#### Source material

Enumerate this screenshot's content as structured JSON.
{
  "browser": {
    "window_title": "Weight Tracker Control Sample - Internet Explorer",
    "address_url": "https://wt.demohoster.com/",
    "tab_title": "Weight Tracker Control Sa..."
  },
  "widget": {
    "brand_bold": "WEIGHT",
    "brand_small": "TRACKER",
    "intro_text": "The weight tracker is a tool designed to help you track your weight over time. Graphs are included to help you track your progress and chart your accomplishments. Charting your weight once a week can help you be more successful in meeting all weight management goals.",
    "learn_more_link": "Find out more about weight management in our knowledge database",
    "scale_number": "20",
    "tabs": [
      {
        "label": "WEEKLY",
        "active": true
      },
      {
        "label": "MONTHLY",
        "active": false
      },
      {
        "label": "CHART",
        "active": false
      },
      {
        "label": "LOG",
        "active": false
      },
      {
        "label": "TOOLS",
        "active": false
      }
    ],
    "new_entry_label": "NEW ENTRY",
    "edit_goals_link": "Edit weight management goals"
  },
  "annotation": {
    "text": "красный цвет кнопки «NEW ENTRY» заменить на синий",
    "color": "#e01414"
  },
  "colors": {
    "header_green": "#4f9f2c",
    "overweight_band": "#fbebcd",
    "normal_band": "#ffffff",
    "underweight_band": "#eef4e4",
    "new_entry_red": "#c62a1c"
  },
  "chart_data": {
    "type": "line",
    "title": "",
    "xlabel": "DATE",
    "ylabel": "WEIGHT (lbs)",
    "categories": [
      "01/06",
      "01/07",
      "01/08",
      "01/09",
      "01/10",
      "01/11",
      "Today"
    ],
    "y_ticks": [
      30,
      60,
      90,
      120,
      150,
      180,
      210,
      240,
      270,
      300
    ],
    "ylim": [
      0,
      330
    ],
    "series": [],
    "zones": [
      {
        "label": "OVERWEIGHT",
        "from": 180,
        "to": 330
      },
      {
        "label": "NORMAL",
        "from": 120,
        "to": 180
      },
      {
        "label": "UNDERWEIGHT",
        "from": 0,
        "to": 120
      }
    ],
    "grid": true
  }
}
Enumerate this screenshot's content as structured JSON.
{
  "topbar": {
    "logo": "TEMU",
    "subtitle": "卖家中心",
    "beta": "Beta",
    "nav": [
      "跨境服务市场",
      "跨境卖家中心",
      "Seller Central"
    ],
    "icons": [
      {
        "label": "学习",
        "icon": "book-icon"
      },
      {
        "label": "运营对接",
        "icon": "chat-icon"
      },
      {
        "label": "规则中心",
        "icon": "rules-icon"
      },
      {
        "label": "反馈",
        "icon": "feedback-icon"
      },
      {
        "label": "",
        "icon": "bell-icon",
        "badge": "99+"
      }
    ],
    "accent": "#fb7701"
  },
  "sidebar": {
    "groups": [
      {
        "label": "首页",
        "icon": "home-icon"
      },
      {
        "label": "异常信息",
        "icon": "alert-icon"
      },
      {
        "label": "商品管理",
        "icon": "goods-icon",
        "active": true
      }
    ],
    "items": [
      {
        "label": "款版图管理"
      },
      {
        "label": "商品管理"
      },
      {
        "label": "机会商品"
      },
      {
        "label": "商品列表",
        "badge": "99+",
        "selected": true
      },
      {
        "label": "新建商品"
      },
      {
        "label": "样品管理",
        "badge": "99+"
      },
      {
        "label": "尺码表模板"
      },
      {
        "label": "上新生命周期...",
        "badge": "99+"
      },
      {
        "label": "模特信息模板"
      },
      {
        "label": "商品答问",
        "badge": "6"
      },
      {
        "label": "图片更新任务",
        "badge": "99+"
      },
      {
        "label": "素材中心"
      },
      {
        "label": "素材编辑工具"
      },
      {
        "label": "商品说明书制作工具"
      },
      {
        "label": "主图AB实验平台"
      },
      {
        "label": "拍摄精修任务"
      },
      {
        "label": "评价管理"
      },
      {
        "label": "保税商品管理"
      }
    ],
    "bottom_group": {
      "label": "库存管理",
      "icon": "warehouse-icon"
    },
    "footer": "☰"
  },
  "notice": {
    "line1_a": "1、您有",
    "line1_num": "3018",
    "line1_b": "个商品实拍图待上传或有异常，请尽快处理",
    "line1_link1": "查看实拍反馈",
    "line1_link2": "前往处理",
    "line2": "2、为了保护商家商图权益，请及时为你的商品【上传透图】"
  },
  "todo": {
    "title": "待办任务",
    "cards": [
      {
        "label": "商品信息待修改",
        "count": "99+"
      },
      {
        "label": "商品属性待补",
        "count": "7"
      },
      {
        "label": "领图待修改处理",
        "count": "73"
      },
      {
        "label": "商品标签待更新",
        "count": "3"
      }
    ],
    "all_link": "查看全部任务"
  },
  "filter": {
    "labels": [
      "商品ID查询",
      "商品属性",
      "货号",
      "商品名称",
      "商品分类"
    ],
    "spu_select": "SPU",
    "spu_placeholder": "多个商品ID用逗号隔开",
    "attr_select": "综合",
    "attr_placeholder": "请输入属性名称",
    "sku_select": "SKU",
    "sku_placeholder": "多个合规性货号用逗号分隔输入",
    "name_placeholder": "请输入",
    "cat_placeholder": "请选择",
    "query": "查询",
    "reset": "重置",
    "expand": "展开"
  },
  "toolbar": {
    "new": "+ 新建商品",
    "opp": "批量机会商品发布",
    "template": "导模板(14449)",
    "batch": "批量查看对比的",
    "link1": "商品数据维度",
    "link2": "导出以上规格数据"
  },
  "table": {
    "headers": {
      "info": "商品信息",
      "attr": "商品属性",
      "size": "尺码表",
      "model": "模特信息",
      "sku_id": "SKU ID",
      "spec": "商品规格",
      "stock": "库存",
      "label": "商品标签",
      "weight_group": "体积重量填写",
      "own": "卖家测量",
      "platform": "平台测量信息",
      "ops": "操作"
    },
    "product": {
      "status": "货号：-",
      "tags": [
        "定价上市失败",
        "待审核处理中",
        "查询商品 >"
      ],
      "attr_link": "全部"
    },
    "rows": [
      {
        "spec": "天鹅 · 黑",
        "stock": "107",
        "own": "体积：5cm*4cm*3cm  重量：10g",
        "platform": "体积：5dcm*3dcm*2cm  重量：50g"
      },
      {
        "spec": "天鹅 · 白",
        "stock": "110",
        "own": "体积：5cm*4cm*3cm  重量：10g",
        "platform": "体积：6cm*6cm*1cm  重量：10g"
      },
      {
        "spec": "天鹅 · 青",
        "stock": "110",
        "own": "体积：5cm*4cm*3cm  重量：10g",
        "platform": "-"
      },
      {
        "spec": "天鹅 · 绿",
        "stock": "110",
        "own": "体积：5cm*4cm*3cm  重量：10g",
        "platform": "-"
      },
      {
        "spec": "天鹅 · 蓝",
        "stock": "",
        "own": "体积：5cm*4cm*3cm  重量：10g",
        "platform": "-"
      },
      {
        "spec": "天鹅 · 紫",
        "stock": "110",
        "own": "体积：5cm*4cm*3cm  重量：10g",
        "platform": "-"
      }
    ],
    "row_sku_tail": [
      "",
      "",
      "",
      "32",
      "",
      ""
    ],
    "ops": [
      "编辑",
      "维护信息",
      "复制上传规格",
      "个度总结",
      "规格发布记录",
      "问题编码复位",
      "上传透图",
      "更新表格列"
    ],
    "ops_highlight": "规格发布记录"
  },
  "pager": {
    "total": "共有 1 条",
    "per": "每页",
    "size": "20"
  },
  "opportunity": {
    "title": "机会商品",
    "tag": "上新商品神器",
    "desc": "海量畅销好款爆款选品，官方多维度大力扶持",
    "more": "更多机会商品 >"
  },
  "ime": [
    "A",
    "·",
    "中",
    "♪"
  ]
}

########

What the task requires
Find each line with the string "more" and copy it out.

Output for this exercise
    "intro_text": "The weight tracker is a tool designed to help you track your weight over time. Graphs are included to help you track your progress and chart your accomplishments. Charting your weight once a week can help you be more successful in meeting all weight management goals.",
    "learn_more_link": "Find out more about weight management in our knowledge database",
    "more": "更多机会商品 >"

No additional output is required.